**Data for this task:**
--- Begin ---
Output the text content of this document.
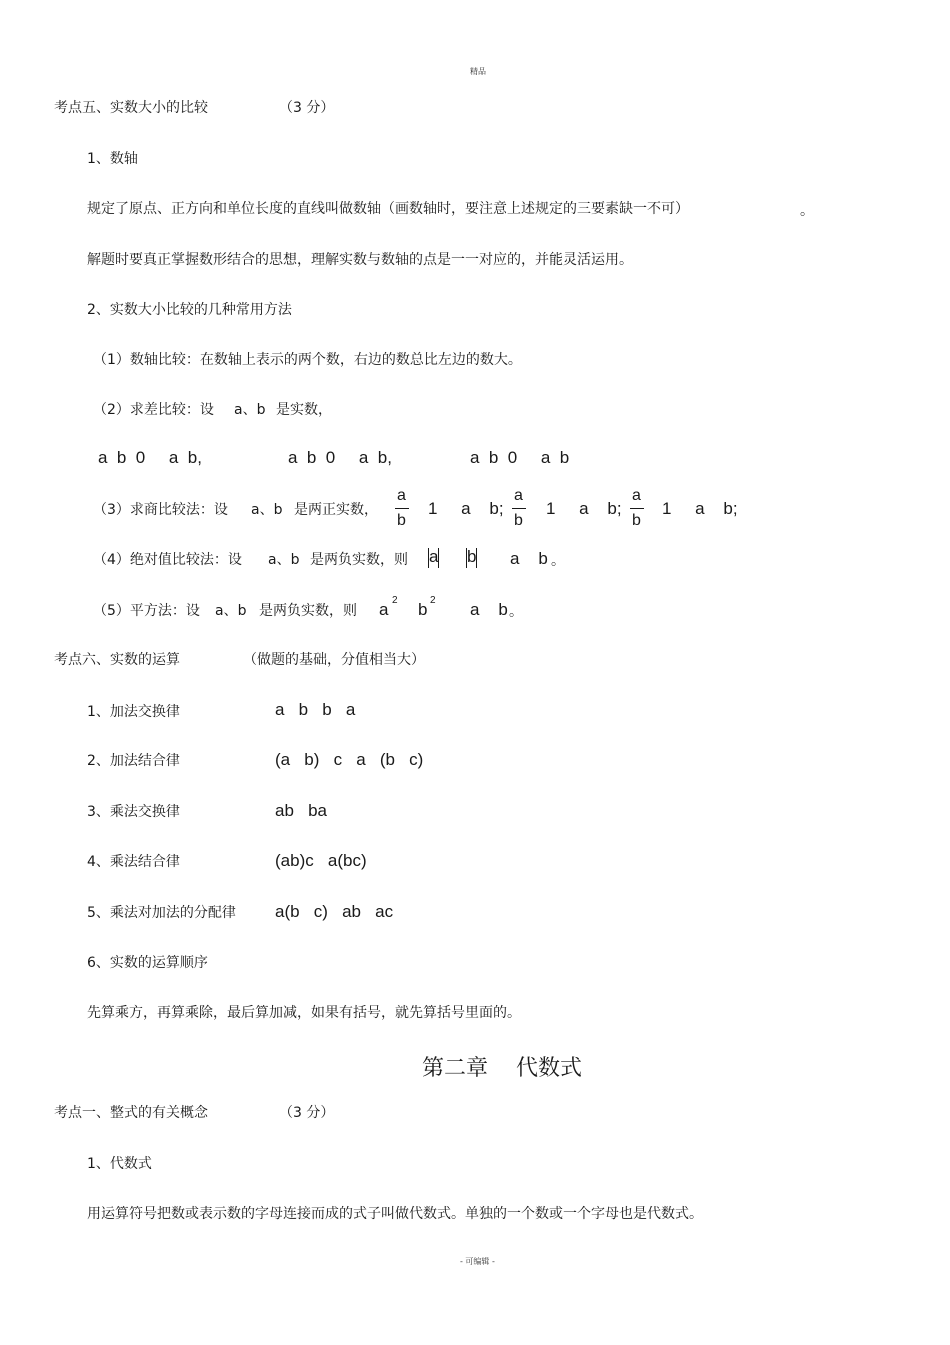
精品
考点五、实数大小的比较	（3 分）
1、数轴
规定了原点、正方向和单位长度的直线叫做数轴（画数轴时，要注意上述规定的三要素缺一不可）	。
解题时要真正掌握数形结合的思想，理解实数与数轴的点是一一对应的，并能灵活运用。
2、实数大小比较的几种常用方法
（1）数轴比较：在数轴上表示的两个数，右边的数总比左边的数大。
（2）求差比较：设 a、b 是实数，
a  b  0     a  b,	a  b  0     a  b,	a  b  0     a  b
（3）求商比较法：设 a、b 是两正实数，
a
b
1     a    b;
a
b
1     a    b;
a
b
1     a    b;
（4）绝对值比较法：设 a、b 是两负实数，则 a b a    b 。
（5）平方法：设 a、b 是两负实数，则 a 2 b 2 a    b 。
考点六、实数的运算	（做题的基础，分值相当大）
1、加法交换律	a   b   b   a
2、加法结合律	(a   b)   c   a   (b   c)
3、乘法交换律	ab   ba
4、乘法结合律	(ab)c   a(bc)
5、乘法对加法的分配律 a(b   c)   ab   ac
6、实数的运算顺序
先算乘方，再算乘除，最后算加减，如果有括号，就先算括号里面的。
第二章    代数式
考点一、整式的有关概念	（3 分）
1、代数式
用运算符号把数或表示数的字母连接而成的式子叫做代数式。单独的一个数或一个字母也是代数式。
- 可编辑 -
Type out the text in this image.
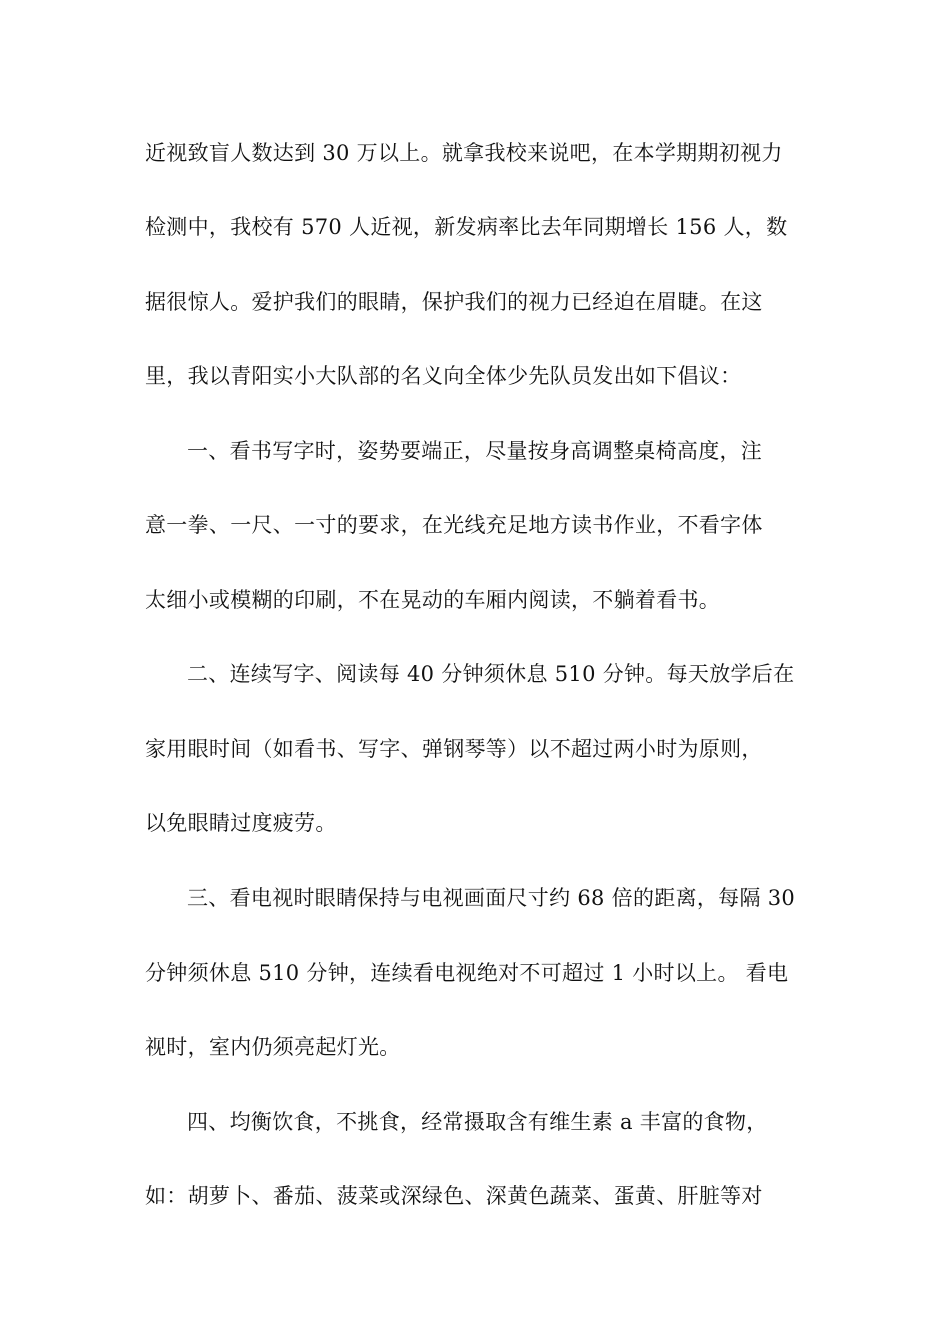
近视致盲人数达到 30 万以上。就拿我校来说吧，在本学期期初视力
检测中，我校有 570 人近视，新发病率比去年同期增长 156 人，数
据很惊人。爱护我们的眼睛，保护我们的视力已经迫在眉睫。在这
里，我以青阳实小大队部的名义向全体少先队员发出如下倡议：
一、看书写字时，姿势要端正，尽量按身高调整桌椅高度，注
意一拳、一尺、一寸的要求，在光线充足地方读书作业，不看字体
太细小或模糊的印刷，不在晃动的车厢内阅读，不躺着看书。
二、连续写字、阅读每 40 分钟须休息 510 分钟。每天放学后在
家用眼时间（如看书、写字、弹钢琴等）以不超过两小时为原则，
以免眼睛过度疲劳。
三、看电视时眼睛保持与电视画面尺寸约 68 倍的距离，每隔 30
分钟须休息 510 分钟，连续看电视绝对不可超过 1 小时以上。 看电
视时，室内仍须亮起灯光。
四、均衡饮食，不挑食，经常摄取含有维生素 a 丰富的食物，
如：胡萝卜、番茄、菠菜或深绿色、深黄色蔬菜、蛋黄、肝脏等对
--- End ---
**Problem to solve:** Reproduce the material word for word. Any pictures should be left out of the copy.

**Solution below:**
Output the text content of this document.
精品
考点五、实数大小的比较	（3 分）
1、数轴
规定了原点、正方向和单位长度的直线叫做数轴（画数轴时，要注意上述规定的三要素缺一不可）	。
解题时要真正掌握数形结合的思想，理解实数与数轴的点是一一对应的，并能灵活运用。
2、实数大小比较的几种常用方法
（1）数轴比较：在数轴上表示的两个数，右边的数总比左边的数大。
（2）求差比较：设 a、b 是实数，
a  b  0     a  b,	a  b  0     a  b,	a  b  0     a  b
（3）求商比较法：设 a、b 是两正实数，
a
b
1     a    b;
a
b
1     a    b;
a
b
1     a    b;
（4）绝对值比较法：设 a、b 是两负实数，则 a b a    b 。
（5）平方法：设 a、b 是两负实数，则 a 2 b 2 a    b 。
考点六、实数的运算	（做题的基础，分值相当大）
1、加法交换律	a   b   b   a
2、加法结合律	(a   b)   c   a   (b   c)
3、乘法交换律	ab   ba
4、乘法结合律	(ab)c   a(bc)
5、乘法对加法的分配律 a(b   c)   ab   ac
6、实数的运算顺序
先算乘方，再算乘除，最后算加减，如果有括号，就先算括号里面的。
第二章    代数式
考点一、整式的有关概念	（3 分）
1、代数式
用运算符号把数或表示数的字母连接而成的式子叫做代数式。单独的一个数或一个字母也是代数式。
- 可编辑 -
Type out the text in this image.
近视致盲人数达到 30 万以上。就拿我校来说吧，在本学期期初视力
检测中，我校有 570 人近视，新发病率比去年同期增长 156 人，数
据很惊人。爱护我们的眼睛，保护我们的视力已经迫在眉睫。在这
里，我以青阳实小大队部的名义向全体少先队员发出如下倡议：
一、看书写字时，姿势要端正，尽量按身高调整桌椅高度，注
意一拳、一尺、一寸的要求，在光线充足地方读书作业，不看字体
太细小或模糊的印刷，不在晃动的车厢内阅读，不躺着看书。
二、连续写字、阅读每 40 分钟须休息 510 分钟。每天放学后在
家用眼时间（如看书、写字、弹钢琴等）以不超过两小时为原则，
以免眼睛过度疲劳。
三、看电视时眼睛保持与电视画面尺寸约 68 倍的距离，每隔 30
分钟须休息 510 分钟，连续看电视绝对不可超过 1 小时以上。 看电
视时，室内仍须亮起灯光。
四、均衡饮食，不挑食，经常摄取含有维生素 a 丰富的食物，
如：胡萝卜、番茄、菠菜或深绿色、深黄色蔬菜、蛋黄、肝脏等对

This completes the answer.